_Document extract_:

Huawei v. InterDigital (2013)

Facts

  • Plaintiff: Huawei Technologies Co. Ltd. (“Huawei”), a leading Chinese telecommunications equipment manufacturer and service provider, 
  • Defendant: InterDigital, Inc. (“InterDigital”), a leading US developer of fundamental mobile-phone technology, 

Issue

  1. Huawei accused InterDigital of abusing its dominant market position in China and the United States in the market for the licensing of essential patents.
  1. Through differentiated pricing, tying and refusal to deal; and
  2. Refusal to license patents to Huawei on fair, reasonable and non-discriminatory (“FRAND”) terms. 

Judgement

  1. On 28 October 2013, the Guangdong Higher People’s Court upheld the Shenzhen Intermediate People’s Court’s decision by ruling that InterDigital had violated the AML by licensing standard-essential patents to Huawei on unfairly high royalty rates.
  2. InterDigital was ordered to cease the alleged excessive pricing, alleged improper bundling of patents and pay Huawei approximately RMB 20 million in damages.

This was the first case under the AML involving the patent transfer and the first time a court has determined a FRAND royalty rate in China. This case sets a potentially important precedent for other complaints relating to standard essential patents.

Rainbow v. Johnson and Johnson (2013)

Facts

  • Plaintiff: Ruibang Yonghe Technology Co., Ltd. (“Ruibang”), is an authorized distributor of Johnson & Johnson (Shanghai) Medical Equipment Co., Ltd.
  • Defendant: Johnson & Johnson (China) Medical Equipment Co., Ltd. (“J&J”), in the authorized territory under a distribution agreement.

Issue

  1. Ruibang file a suit against J&J for;
  1. J&J’s partially withdraw Ruibang’s distributorship, 
  2. taking off Ruibang’s distributor deposit; and
  3. Eventually refusing to supply because of Ruibang’s breach of the lowest re-sell price in the unauthorized territory.

Judgement

  1. On 1st August 2013, the Shanghai Higher People’s Court overruled the previous decision of the Shanghai Pudong New District Court.
  2. J&J had violated Article 14.2 of AML and was liable for damages.
  3. In the final judgement, the Shanghai Higher People’s Court has made some observations that:
  1. The Vertical Agreements under the AML is not illegal but challengeable and its effects test is necessary to know the vertical agreement breaches AML’s rule of reason is not.

_What needs to be done_: Pick up the Chinese antitrust case summaries at the point where they end, and carry them on from there. The items that come after the text have no part in this work.

_Supplied records_:
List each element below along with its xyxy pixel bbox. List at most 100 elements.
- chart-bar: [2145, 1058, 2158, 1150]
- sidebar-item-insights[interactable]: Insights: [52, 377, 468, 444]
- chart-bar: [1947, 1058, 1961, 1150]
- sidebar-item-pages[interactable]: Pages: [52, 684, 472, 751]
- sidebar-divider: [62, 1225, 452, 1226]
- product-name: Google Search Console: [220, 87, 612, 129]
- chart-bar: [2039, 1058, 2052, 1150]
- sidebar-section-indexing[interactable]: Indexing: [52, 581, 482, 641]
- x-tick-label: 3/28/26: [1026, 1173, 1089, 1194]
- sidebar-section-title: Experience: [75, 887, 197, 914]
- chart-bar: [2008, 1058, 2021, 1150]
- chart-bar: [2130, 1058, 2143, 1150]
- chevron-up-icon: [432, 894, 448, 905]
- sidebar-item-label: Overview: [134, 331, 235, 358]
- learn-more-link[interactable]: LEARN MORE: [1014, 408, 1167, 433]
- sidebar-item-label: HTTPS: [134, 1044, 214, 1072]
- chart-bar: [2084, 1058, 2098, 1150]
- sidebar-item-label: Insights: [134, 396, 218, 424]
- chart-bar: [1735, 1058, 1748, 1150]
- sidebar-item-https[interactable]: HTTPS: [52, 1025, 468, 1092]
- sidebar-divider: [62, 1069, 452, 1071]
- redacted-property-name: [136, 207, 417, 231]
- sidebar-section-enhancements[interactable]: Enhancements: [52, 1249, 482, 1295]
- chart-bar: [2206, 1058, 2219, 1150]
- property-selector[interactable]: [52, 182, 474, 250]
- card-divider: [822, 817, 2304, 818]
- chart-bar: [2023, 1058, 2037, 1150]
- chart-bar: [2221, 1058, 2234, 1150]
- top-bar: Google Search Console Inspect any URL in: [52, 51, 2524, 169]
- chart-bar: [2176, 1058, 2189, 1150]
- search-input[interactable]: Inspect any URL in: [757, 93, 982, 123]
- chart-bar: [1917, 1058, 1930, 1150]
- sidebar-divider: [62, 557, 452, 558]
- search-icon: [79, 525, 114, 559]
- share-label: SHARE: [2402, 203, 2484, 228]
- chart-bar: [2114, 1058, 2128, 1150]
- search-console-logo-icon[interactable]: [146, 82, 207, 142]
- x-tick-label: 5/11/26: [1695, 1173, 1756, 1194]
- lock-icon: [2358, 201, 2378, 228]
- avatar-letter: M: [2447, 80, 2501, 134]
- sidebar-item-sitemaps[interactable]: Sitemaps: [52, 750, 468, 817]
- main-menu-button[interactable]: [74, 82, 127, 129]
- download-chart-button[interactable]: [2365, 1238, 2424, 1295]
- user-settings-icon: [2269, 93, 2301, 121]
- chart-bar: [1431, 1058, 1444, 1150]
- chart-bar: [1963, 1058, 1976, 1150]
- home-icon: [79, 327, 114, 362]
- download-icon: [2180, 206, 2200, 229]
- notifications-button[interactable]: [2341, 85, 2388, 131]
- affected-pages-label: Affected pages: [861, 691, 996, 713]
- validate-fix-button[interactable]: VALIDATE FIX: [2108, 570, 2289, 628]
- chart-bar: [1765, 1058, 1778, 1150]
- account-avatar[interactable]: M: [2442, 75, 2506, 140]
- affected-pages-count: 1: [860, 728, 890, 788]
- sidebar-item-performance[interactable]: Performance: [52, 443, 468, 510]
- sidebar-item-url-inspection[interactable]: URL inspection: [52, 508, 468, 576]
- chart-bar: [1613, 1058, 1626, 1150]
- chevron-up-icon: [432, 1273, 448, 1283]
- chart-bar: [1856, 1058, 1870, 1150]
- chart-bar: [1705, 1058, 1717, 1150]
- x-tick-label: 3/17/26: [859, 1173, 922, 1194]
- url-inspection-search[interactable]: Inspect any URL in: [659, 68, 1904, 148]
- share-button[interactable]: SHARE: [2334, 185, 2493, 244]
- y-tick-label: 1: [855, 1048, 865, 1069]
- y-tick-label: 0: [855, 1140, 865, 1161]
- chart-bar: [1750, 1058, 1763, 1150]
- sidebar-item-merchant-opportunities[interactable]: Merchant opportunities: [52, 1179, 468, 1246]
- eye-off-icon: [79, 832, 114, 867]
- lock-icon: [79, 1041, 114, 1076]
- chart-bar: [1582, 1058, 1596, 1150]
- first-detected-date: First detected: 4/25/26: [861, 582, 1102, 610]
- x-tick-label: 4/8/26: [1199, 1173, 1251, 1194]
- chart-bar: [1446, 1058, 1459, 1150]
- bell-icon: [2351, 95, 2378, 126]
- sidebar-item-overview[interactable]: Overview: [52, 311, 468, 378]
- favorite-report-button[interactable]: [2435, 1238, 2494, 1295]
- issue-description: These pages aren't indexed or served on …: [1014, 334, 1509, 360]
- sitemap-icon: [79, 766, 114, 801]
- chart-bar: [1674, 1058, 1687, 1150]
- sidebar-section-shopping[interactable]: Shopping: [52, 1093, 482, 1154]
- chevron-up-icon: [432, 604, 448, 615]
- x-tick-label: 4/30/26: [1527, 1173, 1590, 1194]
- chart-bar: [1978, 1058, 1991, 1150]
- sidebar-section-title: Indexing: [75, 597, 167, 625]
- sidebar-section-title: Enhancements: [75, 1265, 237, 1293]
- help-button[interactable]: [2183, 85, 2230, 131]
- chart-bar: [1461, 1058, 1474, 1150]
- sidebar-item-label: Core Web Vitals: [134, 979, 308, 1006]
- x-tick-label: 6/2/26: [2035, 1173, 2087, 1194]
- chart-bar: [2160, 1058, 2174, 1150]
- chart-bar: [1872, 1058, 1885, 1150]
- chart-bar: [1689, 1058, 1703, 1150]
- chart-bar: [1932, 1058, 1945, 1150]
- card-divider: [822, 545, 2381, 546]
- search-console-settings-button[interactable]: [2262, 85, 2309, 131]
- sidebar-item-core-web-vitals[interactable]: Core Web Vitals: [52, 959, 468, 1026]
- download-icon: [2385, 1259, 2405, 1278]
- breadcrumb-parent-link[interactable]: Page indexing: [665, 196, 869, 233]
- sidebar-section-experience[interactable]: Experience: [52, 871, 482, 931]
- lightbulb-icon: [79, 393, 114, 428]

_Written answer_:
  2. Effect test can be measured by following four elements:
  • sufficient competition;
  • market position;
  • motivation; and 
  • effects of competition restriction and competition promotion.

c. In private enforcement cases, the AML applied the maxim ‘semper necessitas probandi incumbit ei qui agit’, i.e., the necessity of proof always lies with the person who lays the charges.

This was the first and landmark judgement case on Vertical Agreements under AML. The court essentially considered that the reduction of intra-brand competition (e.g. competition between distributors of the same brand) would be sufficient to meet this effects-based test. On the other hand, given the fact that in that case there was no strong evidence suggesting that the Retail Price Maintenance (“RPM”) had affected competition in the overall markets (i.e., inter-brand competition between upstream suppliers), the judgement opened up debates not only concerning the competition analysis of RPM, but also the applicability of economics in legal disputes.

Conclusion

China is effectively working and has made significant achievements in its AML enforcement over the past twelve years. China is dynamically tackling anti-competitive agreements, abuse of market dominance and anti-competitive merger and acquisition. It’s also fighting with so-called administrative monopolies. There has been an increasing number of private actions suits brought to and considered by the People’s Court of China which supplement the public enforcement of the AML. In all these areas, economics theories and reasoning have been applied to AML enforcement in a way consistent with modern competition economics and international best practice.